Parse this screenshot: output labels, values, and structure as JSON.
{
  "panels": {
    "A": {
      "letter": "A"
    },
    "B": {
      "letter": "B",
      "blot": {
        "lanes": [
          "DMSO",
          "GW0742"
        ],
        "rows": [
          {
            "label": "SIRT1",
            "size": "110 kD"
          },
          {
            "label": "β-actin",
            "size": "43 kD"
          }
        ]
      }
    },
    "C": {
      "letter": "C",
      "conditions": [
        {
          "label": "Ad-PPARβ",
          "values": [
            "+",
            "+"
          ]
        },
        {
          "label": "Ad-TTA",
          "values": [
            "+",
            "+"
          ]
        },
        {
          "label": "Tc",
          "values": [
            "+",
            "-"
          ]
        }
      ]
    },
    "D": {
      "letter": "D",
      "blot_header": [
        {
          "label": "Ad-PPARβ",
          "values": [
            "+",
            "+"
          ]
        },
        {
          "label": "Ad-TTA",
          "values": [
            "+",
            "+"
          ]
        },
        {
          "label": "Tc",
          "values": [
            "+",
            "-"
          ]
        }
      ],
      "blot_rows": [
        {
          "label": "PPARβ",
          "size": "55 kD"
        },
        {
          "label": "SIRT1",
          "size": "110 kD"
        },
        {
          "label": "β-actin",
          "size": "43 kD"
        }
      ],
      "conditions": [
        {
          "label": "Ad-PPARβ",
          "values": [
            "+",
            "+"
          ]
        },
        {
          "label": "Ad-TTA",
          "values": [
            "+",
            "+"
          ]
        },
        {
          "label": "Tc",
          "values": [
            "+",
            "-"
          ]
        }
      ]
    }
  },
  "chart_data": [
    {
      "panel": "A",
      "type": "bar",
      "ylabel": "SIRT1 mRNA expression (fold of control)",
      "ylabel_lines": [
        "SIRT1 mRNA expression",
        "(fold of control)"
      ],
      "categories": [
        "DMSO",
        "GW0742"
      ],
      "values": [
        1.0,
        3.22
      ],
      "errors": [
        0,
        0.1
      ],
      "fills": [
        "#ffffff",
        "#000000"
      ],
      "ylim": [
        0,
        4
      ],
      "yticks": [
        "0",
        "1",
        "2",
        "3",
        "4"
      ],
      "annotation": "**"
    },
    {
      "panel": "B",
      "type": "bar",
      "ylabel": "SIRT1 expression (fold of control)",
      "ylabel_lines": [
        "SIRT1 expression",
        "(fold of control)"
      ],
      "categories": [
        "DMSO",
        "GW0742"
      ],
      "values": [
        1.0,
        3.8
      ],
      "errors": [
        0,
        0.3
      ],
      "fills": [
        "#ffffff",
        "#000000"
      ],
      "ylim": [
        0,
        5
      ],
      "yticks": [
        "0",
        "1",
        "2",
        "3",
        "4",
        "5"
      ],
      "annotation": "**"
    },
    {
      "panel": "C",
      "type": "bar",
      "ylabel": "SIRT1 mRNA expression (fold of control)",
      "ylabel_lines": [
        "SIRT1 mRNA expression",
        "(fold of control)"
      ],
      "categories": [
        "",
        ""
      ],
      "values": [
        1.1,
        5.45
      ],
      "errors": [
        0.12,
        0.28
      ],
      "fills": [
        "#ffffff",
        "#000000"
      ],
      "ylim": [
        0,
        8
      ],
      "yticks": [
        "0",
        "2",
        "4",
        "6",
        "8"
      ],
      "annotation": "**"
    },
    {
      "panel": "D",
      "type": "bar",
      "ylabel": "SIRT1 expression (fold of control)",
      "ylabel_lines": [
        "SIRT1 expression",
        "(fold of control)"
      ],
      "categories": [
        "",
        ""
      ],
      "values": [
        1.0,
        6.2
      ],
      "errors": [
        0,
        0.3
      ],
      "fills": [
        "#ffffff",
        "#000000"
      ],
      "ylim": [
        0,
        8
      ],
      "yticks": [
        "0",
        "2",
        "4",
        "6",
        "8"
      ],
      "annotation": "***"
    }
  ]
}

Goal of the exercise: Repeat the data exactly. Omit nothing.

Worked solution:
Parse this screenshot: output labels, values, and structure as JSON.
{
  "panels": {
    "A": {
      "letter": "A"
    },
    "B": {
      "letter": "B",
      "blot": {
        "lanes": [
          "DMSO",
          "GW0742"
        ],
        "rows": [
          {
            "label": "SIRT1",
            "size": "110 kD"
          },
          {
            "label": "β-actin",
            "size": "43 kD"
          }
        ]
      }
    },
    "C": {
      "letter": "C",
      "conditions": [
        {
          "label": "Ad-PPARβ",
          "values": [
            "+",
            "+"
          ]
        },
        {
          "label": "Ad-TTA",
          "values": [
            "+",
            "+"
          ]
        },
        {
          "label": "Tc",
          "values": [
            "+",
            "-"
          ]
        }
      ]
    },
    "D": {
      "letter": "D",
      "blot_header": [
        {
          "label": "Ad-PPARβ",
          "values": [
            "+",
            "+"
          ]
        },
        {
          "label": "Ad-TTA",
          "values": [
            "+",
            "+"
          ]
        },
        {
          "label": "Tc",
          "values": [
            "+",
            "-"
          ]
        }
      ],
      "blot_rows": [
        {
          "label": "PPARβ",
          "size": "55 kD"
        },
        {
          "label": "SIRT1",
          "size": "110 kD"
        },
        {
          "label": "β-actin",
          "size": "43 kD"
        }
      ],
      "conditions": [
        {
          "label": "Ad-PPARβ",
          "values": [
            "+",
            "+"
          ]
        },
        {
          "label": "Ad-TTA",
          "values": [
            "+",
            "+"
          ]
        },
        {
          "label": "Tc",
          "values": [
            "+",
            "-"
          ]
        }
      ]
    }
  },
  "chart_data": [
    {
      "panel": "A",
      "type": "bar",
      "ylabel": "SIRT1 mRNA expression (fold of control)",
      "ylabel_lines": [
        "SIRT1 mRNA expression",
        "(fold of control)"
      ],
      "categories": [
        "DMSO",
        "GW0742"
      ],
      "values": [
        1.0,
        3.22
      ],
      "errors": [
        0,
        0.1
      ],
      "fills": [
        "#ffffff",
        "#000000"
      ],
      "ylim": [
        0,
        4
      ],
      "yticks": [
        "0",
        "1",
        "2",
        "3",
        "4"
      ],
      "annotation": "**"
    },
    {
      "panel": "B",
      "type": "bar",
      "ylabel": "SIRT1 expression (fold of control)",
      "ylabel_lines": [
        "SIRT1 expression",
        "(fold of control)"
      ],
      "categories": [
        "DMSO",
        "GW0742"
      ],
      "values": [
        1.0,
        3.8
      ],
      "errors": [
        0,
        0.3
      ],
      "fills": [
        "#ffffff",
        "#000000"
      ],
      "ylim": [
        0,
        5
      ],
      "yticks": [
        "0",
        "1",
        "2",
        "3",
        "4",
        "5"
      ],
      "annotation": "**"
    },
    {
      "panel": "C",
      "type": "bar",
      "ylabel": "SIRT1 mRNA expression (fold of control)",
      "ylabel_lines": [
        "SIRT1 mRNA expression",
        "(fold of control)"
      ],
      "categories": [
        "",
        ""
      ],
      "values": [
        1.1,
        5.45
      ],
      "errors": [
        0.12,
        0.28
      ],
      "fills": [
        "#ffffff",
        "#000000"
      ],
      "ylim": [
        0,
        8
      ],
      "yticks": [
        "0",
        "2",
        "4",
        "6",
        "8"
      ],
      "annotation": "**"
    },
    {
      "panel": "D",
      "type": "bar",
      "ylabel": "SIRT1 expression (fold of control)",
      "ylabel_lines": [
        "SIRT1 expression",
        "(fold of control)"
      ],
      "categories": [
        "",
        ""
      ],
      "values": [
        1.0,
        6.2
      ],
      "errors": [
        0,
        0.3
      ],
      "fills": [
        "#ffffff",
        "#000000"
      ],
      "ylim": [
        0,
        8
      ],
      "yticks": [
        "0",
        "2",
        "4",
        "6",
        "8"
      ],
      "annotation": "***"
    }
  ]
}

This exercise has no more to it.